++++ TASK INPUTS ++++
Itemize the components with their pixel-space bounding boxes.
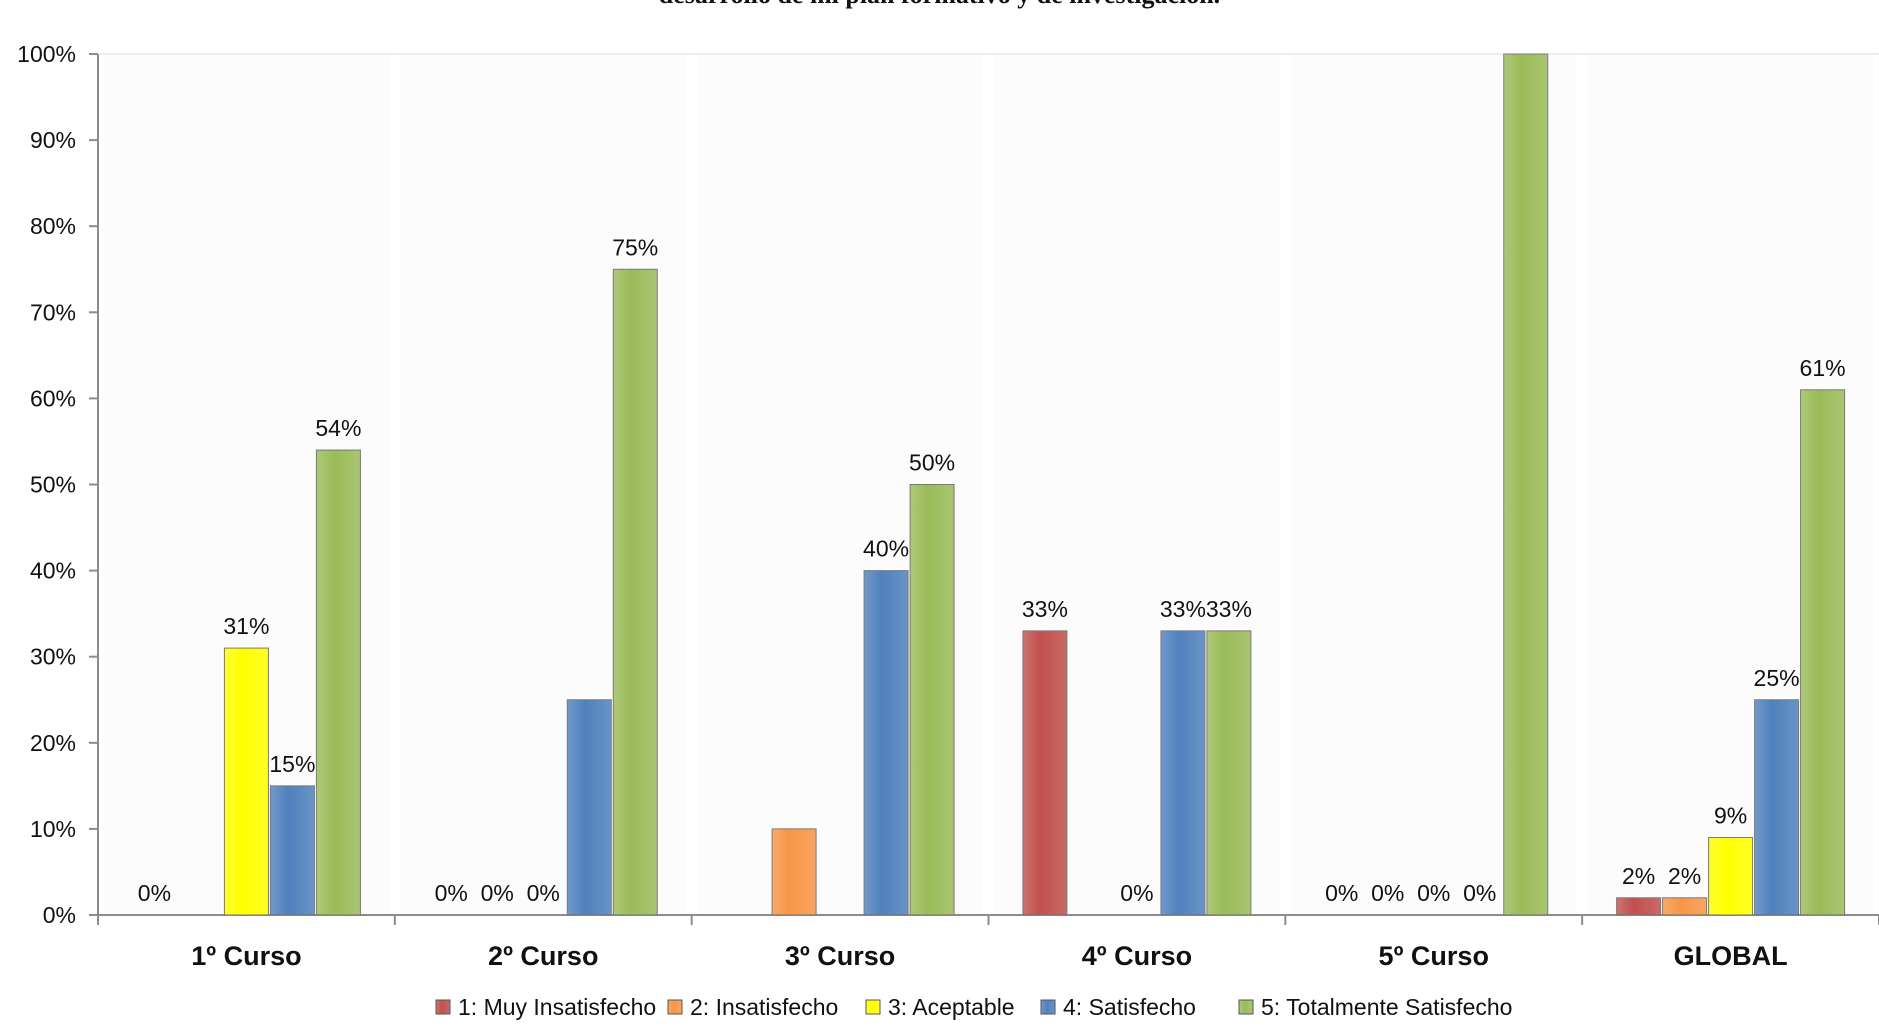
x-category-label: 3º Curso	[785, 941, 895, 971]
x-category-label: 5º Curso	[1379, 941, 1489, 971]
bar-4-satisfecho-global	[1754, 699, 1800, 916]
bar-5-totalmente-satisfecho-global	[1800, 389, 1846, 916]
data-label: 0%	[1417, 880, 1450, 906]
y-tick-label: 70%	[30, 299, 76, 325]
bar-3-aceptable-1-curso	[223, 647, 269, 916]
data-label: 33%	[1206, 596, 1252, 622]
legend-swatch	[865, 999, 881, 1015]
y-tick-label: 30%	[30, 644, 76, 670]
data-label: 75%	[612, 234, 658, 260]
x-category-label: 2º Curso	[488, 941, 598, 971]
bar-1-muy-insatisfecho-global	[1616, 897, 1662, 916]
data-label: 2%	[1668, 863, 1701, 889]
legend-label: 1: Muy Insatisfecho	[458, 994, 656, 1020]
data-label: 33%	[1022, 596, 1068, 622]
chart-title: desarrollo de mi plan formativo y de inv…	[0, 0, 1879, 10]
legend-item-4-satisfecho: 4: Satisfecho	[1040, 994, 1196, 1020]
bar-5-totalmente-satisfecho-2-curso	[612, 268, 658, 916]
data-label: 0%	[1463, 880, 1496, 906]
++++
Could you print every line of the material above without changing a character, and leave out the pictures?

* [ANSWER]
Itemize the components with their pixel-space bounding boxes.
x-category-label: 3º Curso	[785, 941, 895, 971]
x-category-label: 5º Curso	[1379, 941, 1489, 971]
bar-4-satisfecho-global	[1754, 699, 1800, 916]
bar-5-totalmente-satisfecho-global	[1800, 389, 1846, 916]
data-label: 0%	[1417, 880, 1450, 906]
y-tick-label: 70%	[30, 299, 76, 325]
bar-3-aceptable-1-curso	[223, 647, 269, 916]
data-label: 33%	[1206, 596, 1252, 622]
legend-swatch	[865, 999, 881, 1015]
y-tick-label: 30%	[30, 644, 76, 670]
data-label: 75%	[612, 234, 658, 260]
x-category-label: 2º Curso	[488, 941, 598, 971]
bar-1-muy-insatisfecho-global	[1616, 897, 1662, 916]
data-label: 2%	[1668, 863, 1701, 889]
legend-label: 1: Muy Insatisfecho	[458, 994, 656, 1020]
data-label: 33%	[1022, 596, 1068, 622]
chart-title: desarrollo de mi plan formativo y de inv…	[0, 0, 1879, 10]
legend-item-4-satisfecho: 4: Satisfecho	[1040, 994, 1196, 1020]
bar-5-totalmente-satisfecho-2-curso	[612, 268, 658, 916]
data-label: 0%	[1463, 880, 1496, 906]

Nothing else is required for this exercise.